**WHAT IS EXPECTED**:
Set down each line of the material that follows, exactly, with no pictures.

Records
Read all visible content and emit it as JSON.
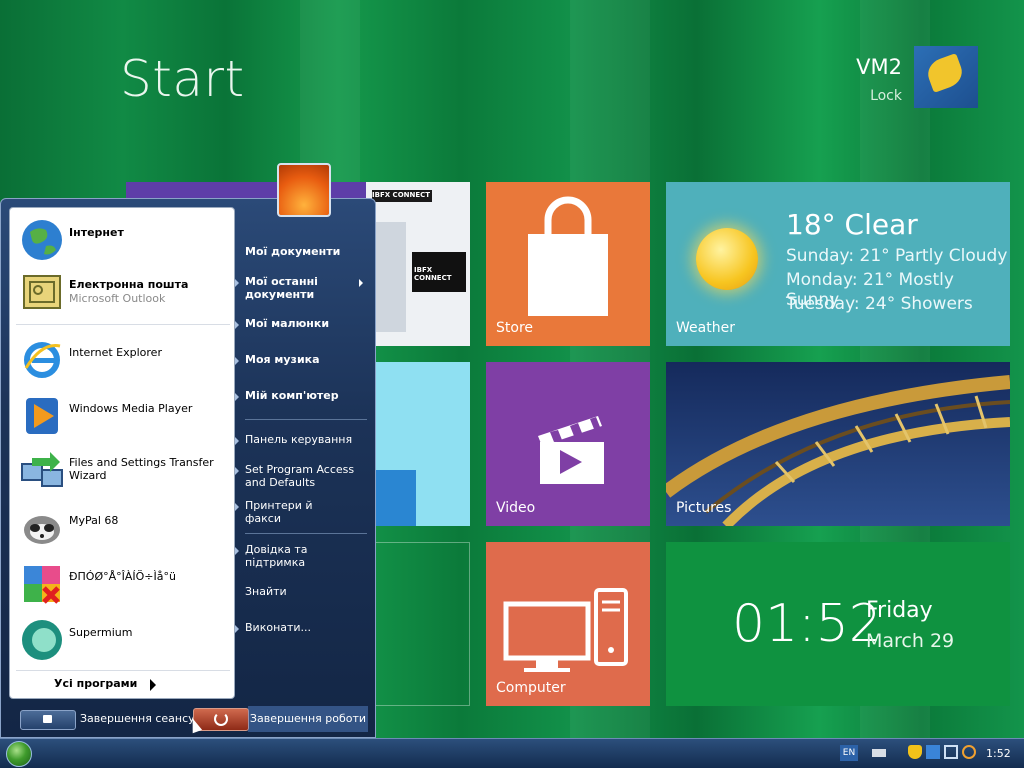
{
  "start_screen": {
    "title": "Start",
    "user": {
      "name": "VM2",
      "lock_label": "Lock"
    },
    "tiles": {
      "store": {
        "label": "Store"
      },
      "weather": {
        "label": "Weather",
        "current": "18° Clear",
        "forecast": [
          "Sunday: 21° Partly Cloudy",
          "Monday: 21° Mostly Sunny",
          "Tuesday: 24° Showers"
        ]
      },
      "video": {
        "label": "Video"
      },
      "pictures": {
        "label": "Pictures"
      },
      "computer": {
        "label": "Computer"
      },
      "clock": {
        "time": "01:52",
        "day": "Friday",
        "date": "March 29"
      },
      "ie_preview": {
        "brand": "IBFX CONNECT"
      }
    }
  },
  "start_menu": {
    "pinned": [
      {
        "label": "Інтернет",
        "sublabel": "",
        "icon": "globe-icon",
        "bold": true
      },
      {
        "label": "Електронна пошта",
        "sublabel": "Microsoft Outlook",
        "icon": "outlook-icon",
        "bold": true
      }
    ],
    "recent": [
      {
        "label": "Internet Explorer",
        "icon": "ie-icon"
      },
      {
        "label": "Windows Media Player",
        "icon": "media-player-icon"
      },
      {
        "label": "Files and Settings Transfer Wizard",
        "icon": "transfer-wizard-icon"
      },
      {
        "label": "MyPal 68",
        "icon": "mypal-icon"
      },
      {
        "label": "ÐΠÓØ°Å°ÎÀÍÖ÷Ìå°ü",
        "icon": "broken-app-icon"
      },
      {
        "label": "Supermium",
        "icon": "supermium-icon"
      }
    ],
    "all_programs": "Усі програми",
    "right": [
      {
        "label": "Мої документи",
        "bold": true,
        "submenu": false
      },
      {
        "label": "Мої останні документи",
        "bold": true,
        "submenu": true
      },
      {
        "label": "Мої малюнки",
        "bold": true,
        "submenu": false
      },
      {
        "label": "Моя музика",
        "bold": true,
        "submenu": false
      },
      {
        "label": "Мій комп'ютер",
        "bold": true,
        "submenu": false
      },
      {
        "label": "Панель керування",
        "bold": false,
        "submenu": false
      },
      {
        "label": "Set Program Access and Defaults",
        "bold": false,
        "submenu": false
      },
      {
        "label": "Принтери й факси",
        "bold": false,
        "submenu": false
      },
      {
        "label": "Довідка та підтримка",
        "bold": false,
        "submenu": false
      },
      {
        "label": "Знайти",
        "bold": false,
        "submenu": false
      },
      {
        "label": "Виконати...",
        "bold": false,
        "submenu": false
      }
    ],
    "logoff_label": "Завершення сеансу",
    "shutdown_label": "Завершення роботи"
  },
  "taskbar": {
    "lang": "EN",
    "clock": "1:52"
  },
  "colors": {
    "bg_green": "#0b7a3a",
    "store": "#e9783a",
    "weather": "#4fb0bb",
    "video": "#7f3fa5",
    "computer": "#df6b4c",
    "clock": "#0f9240"
  }
}
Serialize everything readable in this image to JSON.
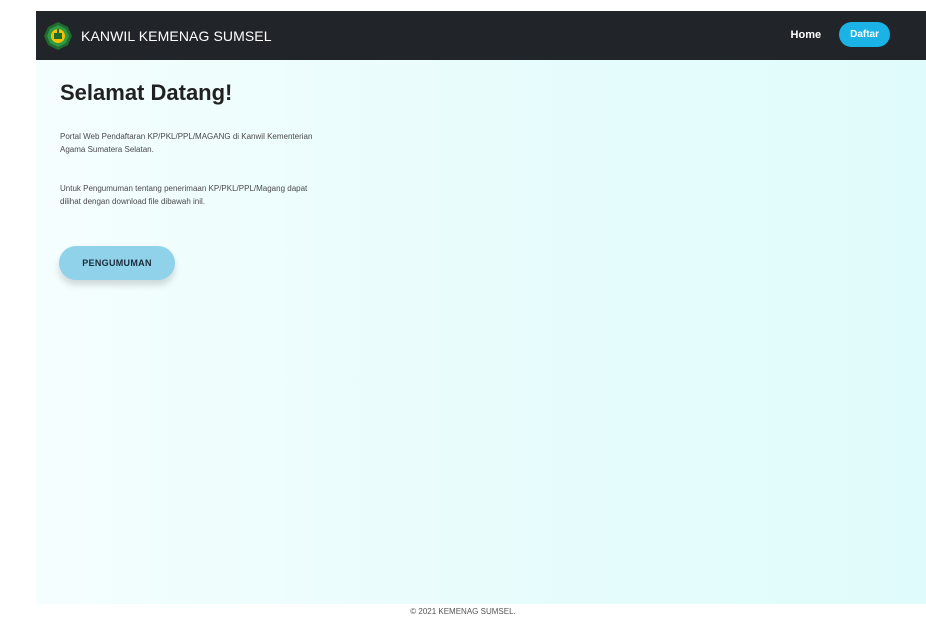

**WRITTEN SOLUTION**:
Read all visible content and emit it as JSON.
{
  "start_screen": {
    "title": "Start",
    "user": {
      "name": "VM2",
      "lock_label": "Lock"
    },
    "tiles": {
      "store": {
        "label": "Store"
      },
      "weather": {
        "label": "Weather",
        "current": "18° Clear",
        "forecast": [
          "Sunday: 21° Partly Cloudy",
          "Monday: 21° Mostly Sunny",
          "Tuesday: 24° Showers"
        ]
      },
      "video": {
        "label": "Video"
      },
      "pictures": {
        "label": "Pictures"
      },
      "computer": {
        "label": "Computer"
      },
      "clock": {
        "time": "01:52",
        "day": "Friday",
        "date": "March 29"
      },
      "ie_preview": {
        "brand": "IBFX CONNECT"
      }
    }
  },
  "start_menu": {
    "pinned": [
      {
        "label": "Інтернет",
        "sublabel": "",
        "icon": "globe-icon",
        "bold": true
      },
      {
        "label": "Електронна пошта",
        "sublabel": "Microsoft Outlook",
        "icon": "outlook-icon",
        "bold": true
      }
    ],
    "recent": [
      {
        "label": "Internet Explorer",
        "icon": "ie-icon"
      },
      {
        "label": "Windows Media Player",
        "icon": "media-player-icon"
      },
      {
        "label": "Files and Settings Transfer Wizard",
        "icon": "transfer-wizard-icon"
      },
      {
        "label": "MyPal 68",
        "icon": "mypal-icon"
      },
      {
        "label": "ÐΠÓØ°Å°ÎÀÍÖ÷Ìå°ü",
        "icon": "broken-app-icon"
      },
      {
        "label": "Supermium",
        "icon": "supermium-icon"
      }
    ],
    "all_programs": "Усі програми",
    "right": [
      {
        "label": "Мої документи",
        "bold": true,
        "submenu": false
      },
      {
        "label": "Мої останні документи",
        "bold": true,
        "submenu": true
      },
      {
        "label": "Мої малюнки",
        "bold": true,
        "submenu": false
      },
      {
        "label": "Моя музика",
        "bold": true,
        "submenu": false
      },
      {
        "label": "Мій комп'ютер",
        "bold": true,
        "submenu": false
      },
      {
        "label": "Панель керування",
        "bold": false,
        "submenu": false
      },
      {
        "label": "Set Program Access and Defaults",
        "bold": false,
        "submenu": false
      },
      {
        "label": "Принтери й факси",
        "bold": false,
        "submenu": false
      },
      {
        "label": "Довідка та підтримка",
        "bold": false,
        "submenu": false
      },
      {
        "label": "Знайти",
        "bold": false,
        "submenu": false
      },
      {
        "label": "Виконати...",
        "bold": false,
        "submenu": false
      }
    ],
    "logoff_label": "Завершення сеансу",
    "shutdown_label": "Завершення роботи"
  },
  "taskbar": {
    "lang": "EN",
    "clock": "1:52"
  },
  "colors": {
    "bg_green": "#0b7a3a",
    "store": "#e9783a",
    "weather": "#4fb0bb",
    "video": "#7f3fa5",
    "computer": "#df6b4c",
    "clock": "#0f9240"
  }
}
Serialize everything readable in this image to JSON.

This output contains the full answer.